Task material
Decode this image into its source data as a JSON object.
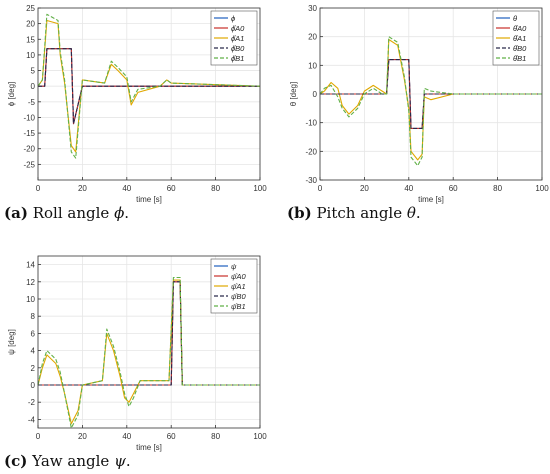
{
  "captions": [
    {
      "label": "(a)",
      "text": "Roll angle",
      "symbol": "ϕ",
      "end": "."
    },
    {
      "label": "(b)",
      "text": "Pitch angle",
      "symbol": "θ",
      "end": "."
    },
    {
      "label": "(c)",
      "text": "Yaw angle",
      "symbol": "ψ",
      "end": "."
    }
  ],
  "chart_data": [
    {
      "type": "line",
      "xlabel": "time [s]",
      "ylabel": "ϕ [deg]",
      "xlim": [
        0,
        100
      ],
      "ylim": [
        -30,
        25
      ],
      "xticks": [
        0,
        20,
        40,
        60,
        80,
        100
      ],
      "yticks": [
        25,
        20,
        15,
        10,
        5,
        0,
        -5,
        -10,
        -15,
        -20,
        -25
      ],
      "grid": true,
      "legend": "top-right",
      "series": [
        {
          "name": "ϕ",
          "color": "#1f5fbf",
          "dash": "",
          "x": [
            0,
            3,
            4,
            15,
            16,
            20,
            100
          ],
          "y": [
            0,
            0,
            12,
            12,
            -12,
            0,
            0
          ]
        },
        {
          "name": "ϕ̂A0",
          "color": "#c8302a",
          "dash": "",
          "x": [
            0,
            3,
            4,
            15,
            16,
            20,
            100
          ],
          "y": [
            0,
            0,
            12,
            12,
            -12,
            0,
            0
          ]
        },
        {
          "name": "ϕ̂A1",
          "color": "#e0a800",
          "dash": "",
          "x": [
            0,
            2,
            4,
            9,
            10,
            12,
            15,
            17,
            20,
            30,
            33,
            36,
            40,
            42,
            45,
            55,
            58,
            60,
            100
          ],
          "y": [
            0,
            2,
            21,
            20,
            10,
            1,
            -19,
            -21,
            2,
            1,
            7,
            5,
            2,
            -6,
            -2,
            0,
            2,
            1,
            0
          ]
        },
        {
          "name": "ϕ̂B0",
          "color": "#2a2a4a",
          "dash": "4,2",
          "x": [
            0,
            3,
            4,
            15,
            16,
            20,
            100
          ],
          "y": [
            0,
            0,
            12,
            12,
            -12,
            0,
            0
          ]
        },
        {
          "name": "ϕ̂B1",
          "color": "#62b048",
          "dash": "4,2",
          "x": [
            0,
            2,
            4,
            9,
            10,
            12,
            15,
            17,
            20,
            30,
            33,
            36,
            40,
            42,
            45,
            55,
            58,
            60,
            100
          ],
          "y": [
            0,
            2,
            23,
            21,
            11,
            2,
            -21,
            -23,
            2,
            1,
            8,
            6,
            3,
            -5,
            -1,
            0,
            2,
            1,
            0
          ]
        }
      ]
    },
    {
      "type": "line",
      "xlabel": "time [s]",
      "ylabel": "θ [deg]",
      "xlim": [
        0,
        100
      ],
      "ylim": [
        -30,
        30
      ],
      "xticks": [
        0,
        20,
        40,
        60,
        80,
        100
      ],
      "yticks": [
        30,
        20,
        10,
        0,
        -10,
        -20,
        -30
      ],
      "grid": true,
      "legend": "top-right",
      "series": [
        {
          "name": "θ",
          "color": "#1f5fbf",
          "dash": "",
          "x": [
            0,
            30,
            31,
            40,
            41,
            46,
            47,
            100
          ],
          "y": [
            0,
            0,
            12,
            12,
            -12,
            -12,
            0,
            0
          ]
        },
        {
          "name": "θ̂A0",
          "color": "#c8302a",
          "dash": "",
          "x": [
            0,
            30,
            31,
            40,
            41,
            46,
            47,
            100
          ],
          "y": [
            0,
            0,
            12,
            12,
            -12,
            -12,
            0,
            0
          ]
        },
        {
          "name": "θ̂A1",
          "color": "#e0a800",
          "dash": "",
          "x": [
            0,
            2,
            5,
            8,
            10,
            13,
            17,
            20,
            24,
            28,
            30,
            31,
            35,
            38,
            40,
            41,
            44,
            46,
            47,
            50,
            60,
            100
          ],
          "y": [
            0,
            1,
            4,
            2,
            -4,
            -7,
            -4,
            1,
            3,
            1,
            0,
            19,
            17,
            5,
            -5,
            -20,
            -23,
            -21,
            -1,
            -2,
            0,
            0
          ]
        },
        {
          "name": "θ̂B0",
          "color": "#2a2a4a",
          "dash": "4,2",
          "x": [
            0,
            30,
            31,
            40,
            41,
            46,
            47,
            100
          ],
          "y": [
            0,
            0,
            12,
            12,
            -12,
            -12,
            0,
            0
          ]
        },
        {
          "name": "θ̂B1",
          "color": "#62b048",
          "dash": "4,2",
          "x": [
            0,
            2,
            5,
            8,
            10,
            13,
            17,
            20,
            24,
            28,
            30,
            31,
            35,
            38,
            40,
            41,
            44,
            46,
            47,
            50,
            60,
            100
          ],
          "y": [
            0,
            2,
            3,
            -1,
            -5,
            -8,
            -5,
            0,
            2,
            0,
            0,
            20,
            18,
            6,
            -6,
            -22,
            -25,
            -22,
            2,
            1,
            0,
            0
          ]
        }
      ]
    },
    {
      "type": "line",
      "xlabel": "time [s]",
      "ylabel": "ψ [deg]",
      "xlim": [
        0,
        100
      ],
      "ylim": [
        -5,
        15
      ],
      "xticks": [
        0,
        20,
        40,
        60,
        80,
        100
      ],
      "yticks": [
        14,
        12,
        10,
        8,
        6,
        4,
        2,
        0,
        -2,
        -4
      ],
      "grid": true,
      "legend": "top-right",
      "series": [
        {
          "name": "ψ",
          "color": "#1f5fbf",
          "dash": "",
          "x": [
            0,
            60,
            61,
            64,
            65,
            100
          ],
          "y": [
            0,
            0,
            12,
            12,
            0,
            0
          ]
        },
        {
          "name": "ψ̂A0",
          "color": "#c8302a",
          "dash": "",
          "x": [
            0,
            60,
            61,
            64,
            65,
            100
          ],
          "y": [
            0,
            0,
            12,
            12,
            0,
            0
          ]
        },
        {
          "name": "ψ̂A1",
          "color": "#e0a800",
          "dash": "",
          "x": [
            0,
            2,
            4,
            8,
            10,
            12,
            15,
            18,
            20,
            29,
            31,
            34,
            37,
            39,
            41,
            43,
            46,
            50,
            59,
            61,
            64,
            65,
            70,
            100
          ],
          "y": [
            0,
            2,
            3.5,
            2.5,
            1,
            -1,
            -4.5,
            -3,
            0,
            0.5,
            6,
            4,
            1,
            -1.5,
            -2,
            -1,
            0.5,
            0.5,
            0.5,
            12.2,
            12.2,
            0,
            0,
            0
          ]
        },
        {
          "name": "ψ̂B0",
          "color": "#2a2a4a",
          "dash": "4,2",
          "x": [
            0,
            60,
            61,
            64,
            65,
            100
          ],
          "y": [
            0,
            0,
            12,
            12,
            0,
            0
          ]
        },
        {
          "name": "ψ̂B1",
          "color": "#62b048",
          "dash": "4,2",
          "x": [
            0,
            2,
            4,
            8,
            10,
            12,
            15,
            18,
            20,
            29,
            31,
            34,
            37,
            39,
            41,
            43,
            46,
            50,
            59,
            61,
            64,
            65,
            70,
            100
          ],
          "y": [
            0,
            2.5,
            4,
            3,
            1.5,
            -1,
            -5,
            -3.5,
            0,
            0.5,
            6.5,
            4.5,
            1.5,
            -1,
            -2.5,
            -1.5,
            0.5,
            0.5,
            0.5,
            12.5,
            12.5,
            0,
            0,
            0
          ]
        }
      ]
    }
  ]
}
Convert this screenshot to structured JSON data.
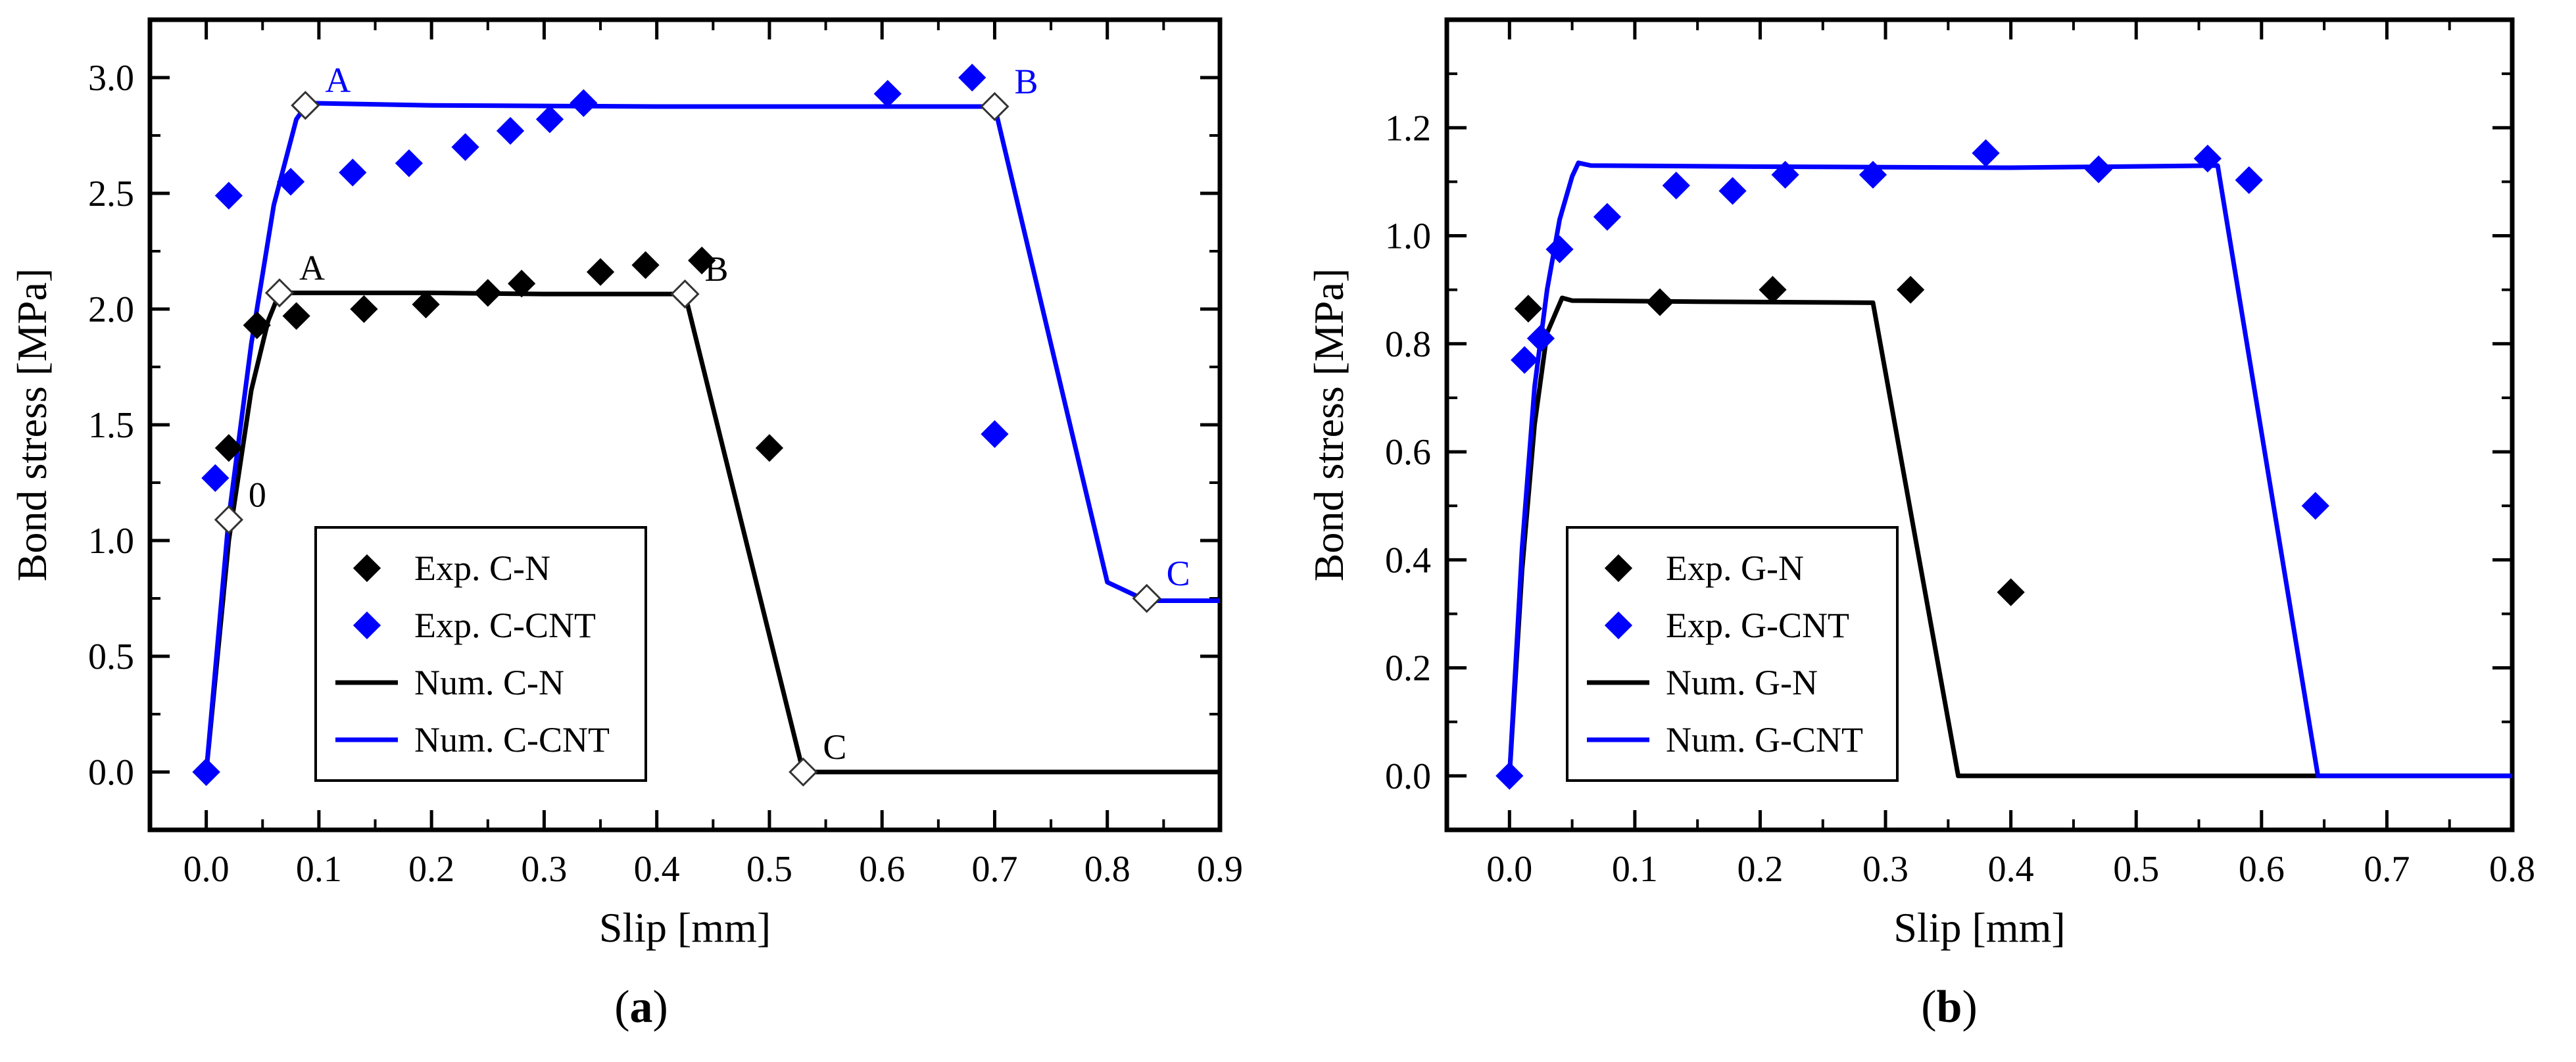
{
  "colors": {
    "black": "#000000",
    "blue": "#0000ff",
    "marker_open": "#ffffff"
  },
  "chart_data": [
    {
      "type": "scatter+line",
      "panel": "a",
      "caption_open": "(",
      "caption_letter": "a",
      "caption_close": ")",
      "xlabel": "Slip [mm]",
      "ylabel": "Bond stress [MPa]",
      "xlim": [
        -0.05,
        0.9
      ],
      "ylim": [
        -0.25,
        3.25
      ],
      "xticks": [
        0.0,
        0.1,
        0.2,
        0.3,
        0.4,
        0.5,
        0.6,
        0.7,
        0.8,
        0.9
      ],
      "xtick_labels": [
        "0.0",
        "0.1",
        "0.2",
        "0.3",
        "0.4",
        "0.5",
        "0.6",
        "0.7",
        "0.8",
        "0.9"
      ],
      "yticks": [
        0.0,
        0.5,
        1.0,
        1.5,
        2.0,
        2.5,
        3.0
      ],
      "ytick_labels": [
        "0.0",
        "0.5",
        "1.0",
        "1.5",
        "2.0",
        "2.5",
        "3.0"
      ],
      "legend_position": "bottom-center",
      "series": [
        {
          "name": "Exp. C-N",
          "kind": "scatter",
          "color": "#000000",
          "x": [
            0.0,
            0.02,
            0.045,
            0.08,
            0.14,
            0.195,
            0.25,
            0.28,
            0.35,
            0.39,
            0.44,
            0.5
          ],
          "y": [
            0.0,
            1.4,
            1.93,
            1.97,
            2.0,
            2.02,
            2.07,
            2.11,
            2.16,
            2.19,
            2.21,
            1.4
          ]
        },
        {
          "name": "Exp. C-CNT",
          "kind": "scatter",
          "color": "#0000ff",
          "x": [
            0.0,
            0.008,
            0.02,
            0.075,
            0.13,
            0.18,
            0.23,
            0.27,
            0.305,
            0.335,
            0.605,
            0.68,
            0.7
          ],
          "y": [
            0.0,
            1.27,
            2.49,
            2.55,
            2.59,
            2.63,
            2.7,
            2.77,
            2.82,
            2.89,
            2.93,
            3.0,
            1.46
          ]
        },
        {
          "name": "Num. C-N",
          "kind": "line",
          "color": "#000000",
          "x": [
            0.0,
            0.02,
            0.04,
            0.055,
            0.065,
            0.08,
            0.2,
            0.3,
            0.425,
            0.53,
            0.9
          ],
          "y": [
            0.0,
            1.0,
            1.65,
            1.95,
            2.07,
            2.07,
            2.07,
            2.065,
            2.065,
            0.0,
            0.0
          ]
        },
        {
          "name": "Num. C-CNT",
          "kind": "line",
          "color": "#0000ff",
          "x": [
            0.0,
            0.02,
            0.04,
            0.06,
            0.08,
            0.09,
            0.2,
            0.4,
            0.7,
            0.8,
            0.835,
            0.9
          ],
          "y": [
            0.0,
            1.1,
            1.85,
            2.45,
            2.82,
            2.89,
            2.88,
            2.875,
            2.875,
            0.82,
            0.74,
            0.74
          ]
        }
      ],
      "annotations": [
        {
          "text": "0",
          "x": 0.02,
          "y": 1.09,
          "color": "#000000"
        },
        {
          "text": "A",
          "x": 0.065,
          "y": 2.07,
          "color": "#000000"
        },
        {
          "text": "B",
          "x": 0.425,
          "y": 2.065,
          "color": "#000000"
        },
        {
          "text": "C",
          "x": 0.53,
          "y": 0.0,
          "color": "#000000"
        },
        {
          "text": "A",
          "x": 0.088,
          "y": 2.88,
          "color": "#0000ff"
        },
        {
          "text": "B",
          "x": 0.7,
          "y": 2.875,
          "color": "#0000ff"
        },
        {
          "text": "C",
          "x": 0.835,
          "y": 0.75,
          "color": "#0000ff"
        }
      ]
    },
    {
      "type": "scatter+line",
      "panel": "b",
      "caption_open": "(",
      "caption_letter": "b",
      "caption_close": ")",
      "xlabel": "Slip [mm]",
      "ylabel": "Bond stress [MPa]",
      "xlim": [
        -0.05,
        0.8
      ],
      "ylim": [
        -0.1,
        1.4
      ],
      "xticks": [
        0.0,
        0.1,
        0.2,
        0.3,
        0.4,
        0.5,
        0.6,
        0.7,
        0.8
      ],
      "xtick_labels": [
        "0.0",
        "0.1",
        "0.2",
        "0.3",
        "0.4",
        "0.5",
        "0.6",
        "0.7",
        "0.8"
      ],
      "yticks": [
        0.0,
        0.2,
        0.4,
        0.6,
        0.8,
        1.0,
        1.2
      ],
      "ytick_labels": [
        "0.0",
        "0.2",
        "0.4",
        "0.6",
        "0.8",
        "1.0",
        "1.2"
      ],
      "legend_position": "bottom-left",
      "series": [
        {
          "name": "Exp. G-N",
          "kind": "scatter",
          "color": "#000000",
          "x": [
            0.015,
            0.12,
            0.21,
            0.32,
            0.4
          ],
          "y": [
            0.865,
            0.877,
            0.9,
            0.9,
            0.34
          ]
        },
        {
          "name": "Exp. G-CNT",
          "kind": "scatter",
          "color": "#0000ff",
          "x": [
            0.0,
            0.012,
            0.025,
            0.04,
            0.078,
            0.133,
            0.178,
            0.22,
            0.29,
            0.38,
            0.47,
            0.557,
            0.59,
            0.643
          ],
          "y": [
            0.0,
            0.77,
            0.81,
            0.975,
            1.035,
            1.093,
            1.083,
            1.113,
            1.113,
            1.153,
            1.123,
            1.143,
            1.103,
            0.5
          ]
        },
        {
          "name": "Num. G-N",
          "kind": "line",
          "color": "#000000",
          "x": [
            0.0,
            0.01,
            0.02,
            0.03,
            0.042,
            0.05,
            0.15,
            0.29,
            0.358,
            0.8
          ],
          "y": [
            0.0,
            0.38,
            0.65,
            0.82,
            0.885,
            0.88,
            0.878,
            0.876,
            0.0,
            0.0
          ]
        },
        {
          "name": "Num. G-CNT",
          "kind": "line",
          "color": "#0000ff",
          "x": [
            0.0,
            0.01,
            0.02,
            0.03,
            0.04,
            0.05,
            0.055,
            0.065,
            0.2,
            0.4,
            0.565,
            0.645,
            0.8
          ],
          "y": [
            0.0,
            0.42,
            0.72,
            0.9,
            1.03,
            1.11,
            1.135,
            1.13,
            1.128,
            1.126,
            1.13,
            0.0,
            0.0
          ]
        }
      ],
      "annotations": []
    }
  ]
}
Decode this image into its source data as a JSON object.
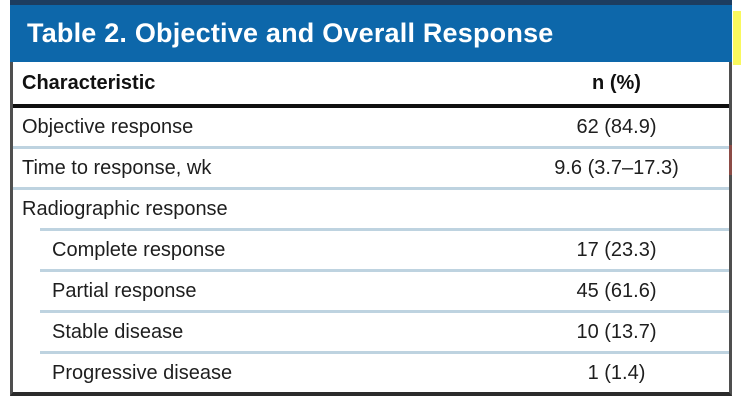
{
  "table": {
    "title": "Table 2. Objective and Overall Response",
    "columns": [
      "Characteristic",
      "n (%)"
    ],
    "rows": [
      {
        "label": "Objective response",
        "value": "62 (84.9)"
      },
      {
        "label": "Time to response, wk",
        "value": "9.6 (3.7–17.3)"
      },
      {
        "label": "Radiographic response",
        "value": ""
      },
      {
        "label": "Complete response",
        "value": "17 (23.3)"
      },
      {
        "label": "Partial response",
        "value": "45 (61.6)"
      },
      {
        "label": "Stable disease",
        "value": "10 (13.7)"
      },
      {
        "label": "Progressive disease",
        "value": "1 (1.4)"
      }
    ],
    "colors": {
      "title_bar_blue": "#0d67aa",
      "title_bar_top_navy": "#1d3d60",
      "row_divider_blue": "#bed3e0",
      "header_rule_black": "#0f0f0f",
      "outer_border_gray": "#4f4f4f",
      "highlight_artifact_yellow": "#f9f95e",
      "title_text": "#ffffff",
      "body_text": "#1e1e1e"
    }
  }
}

Aim of the exercise
Above are some records. Count the lines among them with the word "Objective", and answer with the number only.

Solution for this exercise
2